◆ **Exercise details**
How many of the lines that follow contain the word "this"? Give only the number.

◆ **Entries**
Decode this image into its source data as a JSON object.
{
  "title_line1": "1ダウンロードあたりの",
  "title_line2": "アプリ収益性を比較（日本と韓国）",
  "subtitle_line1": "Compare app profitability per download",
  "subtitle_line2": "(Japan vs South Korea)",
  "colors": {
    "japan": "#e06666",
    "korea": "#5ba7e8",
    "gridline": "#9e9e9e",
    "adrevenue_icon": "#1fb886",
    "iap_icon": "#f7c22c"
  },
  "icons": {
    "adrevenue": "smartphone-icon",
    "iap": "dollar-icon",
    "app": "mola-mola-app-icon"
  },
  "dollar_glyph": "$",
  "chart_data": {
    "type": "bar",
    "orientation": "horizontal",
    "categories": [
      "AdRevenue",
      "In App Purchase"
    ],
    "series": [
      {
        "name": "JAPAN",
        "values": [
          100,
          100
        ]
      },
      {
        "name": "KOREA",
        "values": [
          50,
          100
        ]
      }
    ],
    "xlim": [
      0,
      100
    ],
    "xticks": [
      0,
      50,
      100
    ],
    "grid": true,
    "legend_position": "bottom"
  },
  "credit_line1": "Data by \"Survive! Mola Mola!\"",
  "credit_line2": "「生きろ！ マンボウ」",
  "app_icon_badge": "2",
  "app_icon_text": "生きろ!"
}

--

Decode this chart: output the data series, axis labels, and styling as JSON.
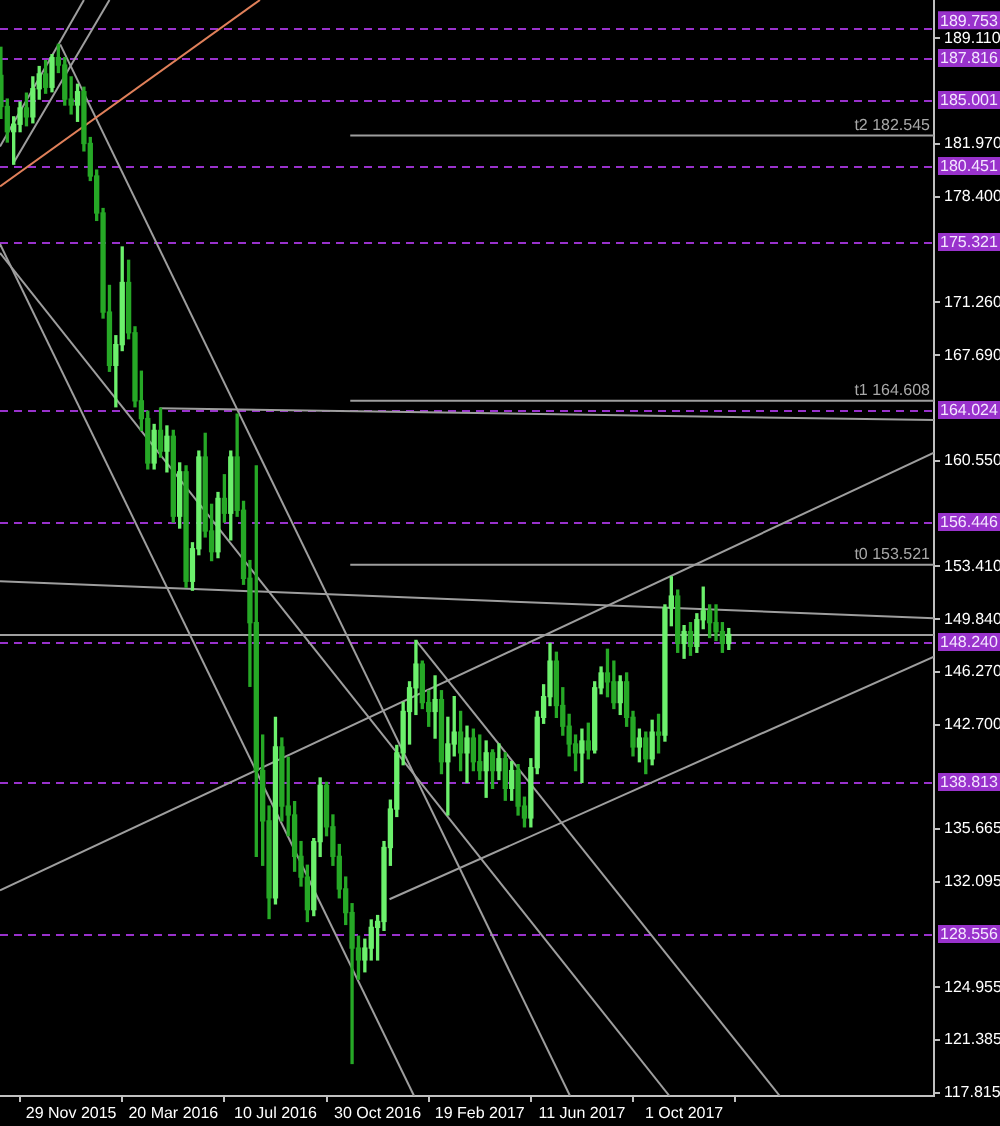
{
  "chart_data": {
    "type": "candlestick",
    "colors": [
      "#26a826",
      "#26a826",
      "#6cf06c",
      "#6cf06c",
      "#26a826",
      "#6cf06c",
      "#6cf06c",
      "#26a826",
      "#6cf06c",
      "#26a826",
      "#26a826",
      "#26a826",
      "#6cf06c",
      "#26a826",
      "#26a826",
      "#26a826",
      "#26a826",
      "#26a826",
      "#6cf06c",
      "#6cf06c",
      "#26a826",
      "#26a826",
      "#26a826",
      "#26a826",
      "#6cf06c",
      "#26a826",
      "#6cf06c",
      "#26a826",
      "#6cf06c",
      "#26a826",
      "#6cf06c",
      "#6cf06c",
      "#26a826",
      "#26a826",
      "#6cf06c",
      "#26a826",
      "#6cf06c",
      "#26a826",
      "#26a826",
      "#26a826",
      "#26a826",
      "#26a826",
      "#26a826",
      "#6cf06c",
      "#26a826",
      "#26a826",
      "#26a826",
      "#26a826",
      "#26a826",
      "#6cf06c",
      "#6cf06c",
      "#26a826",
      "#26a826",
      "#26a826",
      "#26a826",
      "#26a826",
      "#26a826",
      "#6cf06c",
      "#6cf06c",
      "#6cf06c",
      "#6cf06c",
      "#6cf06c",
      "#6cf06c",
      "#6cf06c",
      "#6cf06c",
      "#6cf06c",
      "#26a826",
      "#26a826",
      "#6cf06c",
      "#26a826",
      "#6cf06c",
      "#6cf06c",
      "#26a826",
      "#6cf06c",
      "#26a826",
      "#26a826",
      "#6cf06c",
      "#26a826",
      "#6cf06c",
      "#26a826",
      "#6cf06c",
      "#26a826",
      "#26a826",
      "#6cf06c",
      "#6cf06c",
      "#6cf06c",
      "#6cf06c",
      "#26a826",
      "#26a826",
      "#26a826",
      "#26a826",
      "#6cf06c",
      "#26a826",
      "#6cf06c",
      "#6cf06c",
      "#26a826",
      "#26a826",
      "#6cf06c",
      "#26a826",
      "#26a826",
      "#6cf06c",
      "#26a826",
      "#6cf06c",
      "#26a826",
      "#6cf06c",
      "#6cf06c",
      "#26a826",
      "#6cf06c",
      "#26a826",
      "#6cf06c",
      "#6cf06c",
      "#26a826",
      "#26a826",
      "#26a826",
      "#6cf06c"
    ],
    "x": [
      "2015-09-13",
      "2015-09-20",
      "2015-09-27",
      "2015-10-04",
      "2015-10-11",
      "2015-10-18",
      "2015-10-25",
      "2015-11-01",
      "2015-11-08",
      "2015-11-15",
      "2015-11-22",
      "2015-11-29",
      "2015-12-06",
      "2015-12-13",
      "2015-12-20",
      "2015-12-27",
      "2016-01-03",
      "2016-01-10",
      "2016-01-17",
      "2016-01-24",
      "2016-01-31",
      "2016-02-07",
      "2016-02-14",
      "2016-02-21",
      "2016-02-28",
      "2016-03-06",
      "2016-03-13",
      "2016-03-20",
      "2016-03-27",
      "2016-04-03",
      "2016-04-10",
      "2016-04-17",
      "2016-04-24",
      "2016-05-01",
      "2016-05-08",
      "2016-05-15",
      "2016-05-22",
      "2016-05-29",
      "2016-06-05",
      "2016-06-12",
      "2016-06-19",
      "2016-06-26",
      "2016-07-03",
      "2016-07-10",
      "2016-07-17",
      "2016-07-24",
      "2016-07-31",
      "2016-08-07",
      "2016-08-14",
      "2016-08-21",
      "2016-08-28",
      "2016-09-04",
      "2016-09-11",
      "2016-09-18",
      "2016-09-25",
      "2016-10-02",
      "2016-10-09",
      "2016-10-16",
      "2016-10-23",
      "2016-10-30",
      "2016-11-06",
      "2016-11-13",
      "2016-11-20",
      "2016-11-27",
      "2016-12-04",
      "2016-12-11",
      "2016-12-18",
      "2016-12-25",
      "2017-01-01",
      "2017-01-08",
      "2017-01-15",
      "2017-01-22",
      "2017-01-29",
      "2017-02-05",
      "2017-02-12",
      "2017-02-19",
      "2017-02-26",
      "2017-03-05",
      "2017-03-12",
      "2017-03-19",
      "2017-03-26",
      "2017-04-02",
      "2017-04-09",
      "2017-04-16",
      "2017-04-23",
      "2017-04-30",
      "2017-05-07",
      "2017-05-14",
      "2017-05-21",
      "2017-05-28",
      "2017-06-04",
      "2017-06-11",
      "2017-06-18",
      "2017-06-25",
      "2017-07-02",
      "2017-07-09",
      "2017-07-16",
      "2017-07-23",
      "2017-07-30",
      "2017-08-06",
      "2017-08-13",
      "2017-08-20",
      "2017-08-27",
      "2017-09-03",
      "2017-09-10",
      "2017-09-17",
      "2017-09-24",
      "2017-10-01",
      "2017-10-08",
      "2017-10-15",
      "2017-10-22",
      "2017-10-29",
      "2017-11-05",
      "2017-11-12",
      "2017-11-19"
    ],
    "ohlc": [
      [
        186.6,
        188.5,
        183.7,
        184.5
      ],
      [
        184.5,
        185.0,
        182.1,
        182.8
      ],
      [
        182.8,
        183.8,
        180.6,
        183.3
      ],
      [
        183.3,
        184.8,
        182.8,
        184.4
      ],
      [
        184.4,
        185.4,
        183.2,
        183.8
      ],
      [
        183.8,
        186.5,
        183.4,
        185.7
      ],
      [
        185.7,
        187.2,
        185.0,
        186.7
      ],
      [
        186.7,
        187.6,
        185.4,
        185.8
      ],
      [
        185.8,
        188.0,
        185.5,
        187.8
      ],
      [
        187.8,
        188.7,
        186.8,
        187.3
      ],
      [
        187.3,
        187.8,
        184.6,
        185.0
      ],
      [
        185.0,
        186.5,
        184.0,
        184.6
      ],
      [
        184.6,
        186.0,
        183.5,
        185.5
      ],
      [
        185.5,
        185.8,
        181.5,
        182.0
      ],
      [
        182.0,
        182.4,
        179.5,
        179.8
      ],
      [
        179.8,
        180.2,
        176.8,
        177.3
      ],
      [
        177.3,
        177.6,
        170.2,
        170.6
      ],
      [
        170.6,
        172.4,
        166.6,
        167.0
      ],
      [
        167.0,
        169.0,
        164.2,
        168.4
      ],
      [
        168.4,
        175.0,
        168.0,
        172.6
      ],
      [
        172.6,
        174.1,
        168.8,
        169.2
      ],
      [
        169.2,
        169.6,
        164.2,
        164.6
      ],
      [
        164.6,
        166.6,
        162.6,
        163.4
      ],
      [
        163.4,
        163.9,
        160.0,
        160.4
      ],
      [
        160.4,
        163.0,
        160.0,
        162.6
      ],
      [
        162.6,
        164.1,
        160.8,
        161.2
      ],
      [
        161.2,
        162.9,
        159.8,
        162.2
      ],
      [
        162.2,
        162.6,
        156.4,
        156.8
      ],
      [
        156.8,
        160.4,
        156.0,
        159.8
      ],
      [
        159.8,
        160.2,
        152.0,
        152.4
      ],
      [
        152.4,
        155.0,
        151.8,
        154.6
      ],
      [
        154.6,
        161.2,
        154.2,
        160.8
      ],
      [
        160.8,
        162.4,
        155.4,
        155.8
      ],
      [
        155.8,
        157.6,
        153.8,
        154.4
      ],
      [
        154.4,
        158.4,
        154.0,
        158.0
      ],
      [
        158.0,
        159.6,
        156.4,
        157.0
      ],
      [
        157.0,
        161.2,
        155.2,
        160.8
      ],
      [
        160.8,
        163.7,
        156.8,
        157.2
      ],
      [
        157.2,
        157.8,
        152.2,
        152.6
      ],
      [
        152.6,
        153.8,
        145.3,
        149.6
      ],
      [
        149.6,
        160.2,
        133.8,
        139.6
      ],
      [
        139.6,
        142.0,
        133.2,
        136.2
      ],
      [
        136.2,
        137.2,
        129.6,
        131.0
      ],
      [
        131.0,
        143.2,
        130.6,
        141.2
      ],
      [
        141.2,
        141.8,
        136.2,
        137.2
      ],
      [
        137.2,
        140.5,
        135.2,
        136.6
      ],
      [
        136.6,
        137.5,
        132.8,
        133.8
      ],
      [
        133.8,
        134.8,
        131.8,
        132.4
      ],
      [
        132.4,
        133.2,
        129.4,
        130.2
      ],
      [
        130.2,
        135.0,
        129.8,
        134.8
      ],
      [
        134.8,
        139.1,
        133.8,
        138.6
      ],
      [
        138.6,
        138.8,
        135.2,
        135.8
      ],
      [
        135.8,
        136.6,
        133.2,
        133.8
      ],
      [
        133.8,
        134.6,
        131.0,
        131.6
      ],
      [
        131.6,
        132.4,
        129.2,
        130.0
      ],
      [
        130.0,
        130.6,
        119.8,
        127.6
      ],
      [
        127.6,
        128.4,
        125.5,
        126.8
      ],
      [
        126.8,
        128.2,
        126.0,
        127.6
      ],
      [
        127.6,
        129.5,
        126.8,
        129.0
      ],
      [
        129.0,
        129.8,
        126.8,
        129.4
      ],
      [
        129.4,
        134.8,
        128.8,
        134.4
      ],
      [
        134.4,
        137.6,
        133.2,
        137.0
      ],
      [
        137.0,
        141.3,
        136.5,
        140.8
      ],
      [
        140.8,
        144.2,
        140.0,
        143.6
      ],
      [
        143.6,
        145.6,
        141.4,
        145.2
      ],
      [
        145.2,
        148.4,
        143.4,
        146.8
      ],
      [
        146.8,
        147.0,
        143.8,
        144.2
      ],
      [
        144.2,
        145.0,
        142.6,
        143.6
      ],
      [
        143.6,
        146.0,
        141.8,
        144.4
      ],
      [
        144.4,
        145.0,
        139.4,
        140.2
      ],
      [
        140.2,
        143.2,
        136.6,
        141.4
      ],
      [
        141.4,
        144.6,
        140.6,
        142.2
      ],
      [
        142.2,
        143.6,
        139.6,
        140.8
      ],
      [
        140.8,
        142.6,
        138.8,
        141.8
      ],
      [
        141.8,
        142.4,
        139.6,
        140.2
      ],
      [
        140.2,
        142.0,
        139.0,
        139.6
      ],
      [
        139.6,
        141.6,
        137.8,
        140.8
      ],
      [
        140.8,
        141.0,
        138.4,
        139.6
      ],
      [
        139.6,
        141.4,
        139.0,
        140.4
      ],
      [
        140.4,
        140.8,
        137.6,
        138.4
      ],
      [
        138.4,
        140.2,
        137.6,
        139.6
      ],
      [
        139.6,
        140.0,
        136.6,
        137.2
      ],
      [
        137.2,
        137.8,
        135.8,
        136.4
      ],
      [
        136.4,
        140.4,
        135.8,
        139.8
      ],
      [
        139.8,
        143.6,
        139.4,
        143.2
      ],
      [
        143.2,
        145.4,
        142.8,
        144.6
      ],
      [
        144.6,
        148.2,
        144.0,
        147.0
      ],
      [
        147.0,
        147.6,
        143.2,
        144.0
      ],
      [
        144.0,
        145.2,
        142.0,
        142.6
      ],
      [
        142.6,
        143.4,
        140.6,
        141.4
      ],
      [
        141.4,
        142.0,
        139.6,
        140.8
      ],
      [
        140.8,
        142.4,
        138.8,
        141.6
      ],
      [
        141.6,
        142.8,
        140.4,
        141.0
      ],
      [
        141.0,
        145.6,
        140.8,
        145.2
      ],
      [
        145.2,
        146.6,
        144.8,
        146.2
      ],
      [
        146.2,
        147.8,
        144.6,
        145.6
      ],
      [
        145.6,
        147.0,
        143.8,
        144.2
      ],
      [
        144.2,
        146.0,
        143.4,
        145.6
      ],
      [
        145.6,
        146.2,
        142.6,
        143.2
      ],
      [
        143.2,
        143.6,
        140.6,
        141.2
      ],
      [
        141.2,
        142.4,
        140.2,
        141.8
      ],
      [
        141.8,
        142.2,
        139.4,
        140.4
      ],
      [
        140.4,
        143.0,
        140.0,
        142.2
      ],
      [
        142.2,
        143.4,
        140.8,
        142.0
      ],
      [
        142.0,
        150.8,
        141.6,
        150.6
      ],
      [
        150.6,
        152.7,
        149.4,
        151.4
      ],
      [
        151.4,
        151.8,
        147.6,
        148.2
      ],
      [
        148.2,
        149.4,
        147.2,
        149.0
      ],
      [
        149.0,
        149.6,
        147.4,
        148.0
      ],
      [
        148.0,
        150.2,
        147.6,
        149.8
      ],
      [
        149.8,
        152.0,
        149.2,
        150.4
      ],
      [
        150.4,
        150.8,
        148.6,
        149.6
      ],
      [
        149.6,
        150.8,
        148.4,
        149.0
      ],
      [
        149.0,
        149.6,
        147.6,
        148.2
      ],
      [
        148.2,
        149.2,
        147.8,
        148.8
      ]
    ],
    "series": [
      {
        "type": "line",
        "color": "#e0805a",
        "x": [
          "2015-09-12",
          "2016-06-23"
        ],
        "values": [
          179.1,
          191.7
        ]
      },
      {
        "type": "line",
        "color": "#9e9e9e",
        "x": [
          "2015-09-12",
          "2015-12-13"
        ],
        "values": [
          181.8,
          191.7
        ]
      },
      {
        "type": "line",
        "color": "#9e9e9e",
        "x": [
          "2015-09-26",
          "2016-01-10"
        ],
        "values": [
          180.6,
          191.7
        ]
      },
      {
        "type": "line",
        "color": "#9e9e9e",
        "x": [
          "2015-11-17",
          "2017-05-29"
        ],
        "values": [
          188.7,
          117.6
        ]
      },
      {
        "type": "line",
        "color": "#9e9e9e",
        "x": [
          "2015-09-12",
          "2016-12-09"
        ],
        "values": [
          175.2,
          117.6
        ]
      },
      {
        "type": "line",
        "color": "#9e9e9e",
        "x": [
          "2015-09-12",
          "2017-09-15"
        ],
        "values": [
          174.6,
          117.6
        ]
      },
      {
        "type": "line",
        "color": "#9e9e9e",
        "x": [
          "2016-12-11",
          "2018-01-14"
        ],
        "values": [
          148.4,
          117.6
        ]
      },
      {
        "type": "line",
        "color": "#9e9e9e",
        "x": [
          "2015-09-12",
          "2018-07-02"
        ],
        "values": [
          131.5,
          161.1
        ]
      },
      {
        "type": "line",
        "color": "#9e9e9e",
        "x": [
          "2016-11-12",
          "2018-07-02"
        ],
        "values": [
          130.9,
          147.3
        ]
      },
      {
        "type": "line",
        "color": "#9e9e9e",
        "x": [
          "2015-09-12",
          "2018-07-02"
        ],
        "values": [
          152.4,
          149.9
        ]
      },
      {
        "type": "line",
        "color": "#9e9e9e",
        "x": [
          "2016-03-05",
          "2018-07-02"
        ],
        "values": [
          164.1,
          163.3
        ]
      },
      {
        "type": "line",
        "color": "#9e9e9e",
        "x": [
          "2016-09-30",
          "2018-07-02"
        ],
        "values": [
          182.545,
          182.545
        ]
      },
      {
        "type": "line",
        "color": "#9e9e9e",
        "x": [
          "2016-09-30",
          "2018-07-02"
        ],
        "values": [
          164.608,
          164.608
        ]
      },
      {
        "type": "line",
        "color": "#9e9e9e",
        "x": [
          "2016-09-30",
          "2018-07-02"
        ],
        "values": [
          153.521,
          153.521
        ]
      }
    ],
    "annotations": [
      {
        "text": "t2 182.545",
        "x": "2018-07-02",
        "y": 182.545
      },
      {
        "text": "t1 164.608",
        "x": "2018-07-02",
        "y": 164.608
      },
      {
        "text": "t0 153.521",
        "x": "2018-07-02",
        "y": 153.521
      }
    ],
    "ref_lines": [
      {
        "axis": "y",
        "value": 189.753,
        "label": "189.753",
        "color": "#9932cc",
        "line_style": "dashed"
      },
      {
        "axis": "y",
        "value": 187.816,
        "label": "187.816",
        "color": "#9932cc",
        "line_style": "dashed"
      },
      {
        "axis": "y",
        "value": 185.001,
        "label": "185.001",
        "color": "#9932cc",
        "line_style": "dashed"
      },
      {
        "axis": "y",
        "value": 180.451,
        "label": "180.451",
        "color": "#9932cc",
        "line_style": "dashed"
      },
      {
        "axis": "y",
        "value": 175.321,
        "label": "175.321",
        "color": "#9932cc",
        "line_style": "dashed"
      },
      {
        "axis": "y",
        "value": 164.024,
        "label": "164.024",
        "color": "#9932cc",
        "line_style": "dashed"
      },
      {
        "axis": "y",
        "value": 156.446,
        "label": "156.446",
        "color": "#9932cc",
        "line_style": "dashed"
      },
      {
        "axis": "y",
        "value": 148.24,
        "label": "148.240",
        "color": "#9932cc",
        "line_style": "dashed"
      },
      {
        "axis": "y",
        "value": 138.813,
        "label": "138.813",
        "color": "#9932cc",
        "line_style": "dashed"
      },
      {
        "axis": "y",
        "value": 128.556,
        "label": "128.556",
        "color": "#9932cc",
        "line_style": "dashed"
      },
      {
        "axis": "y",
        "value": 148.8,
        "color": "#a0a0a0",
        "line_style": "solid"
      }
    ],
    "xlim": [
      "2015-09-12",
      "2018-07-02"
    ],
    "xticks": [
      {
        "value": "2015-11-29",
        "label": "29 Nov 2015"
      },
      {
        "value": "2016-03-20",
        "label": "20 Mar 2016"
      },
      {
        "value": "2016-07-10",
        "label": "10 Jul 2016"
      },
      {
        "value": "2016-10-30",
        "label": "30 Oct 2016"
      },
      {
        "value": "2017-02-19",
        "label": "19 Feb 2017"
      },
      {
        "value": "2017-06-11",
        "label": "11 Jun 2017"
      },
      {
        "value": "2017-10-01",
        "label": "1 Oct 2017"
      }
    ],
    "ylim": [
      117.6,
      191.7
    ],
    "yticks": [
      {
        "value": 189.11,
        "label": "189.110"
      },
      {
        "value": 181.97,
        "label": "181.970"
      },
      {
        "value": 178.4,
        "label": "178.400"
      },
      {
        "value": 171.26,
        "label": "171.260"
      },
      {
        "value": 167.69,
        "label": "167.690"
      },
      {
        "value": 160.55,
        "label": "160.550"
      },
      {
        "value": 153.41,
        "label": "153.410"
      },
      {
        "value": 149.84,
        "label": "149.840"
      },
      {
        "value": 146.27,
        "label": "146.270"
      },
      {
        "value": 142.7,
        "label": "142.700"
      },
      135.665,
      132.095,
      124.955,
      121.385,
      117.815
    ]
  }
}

◆ **Solution below**
2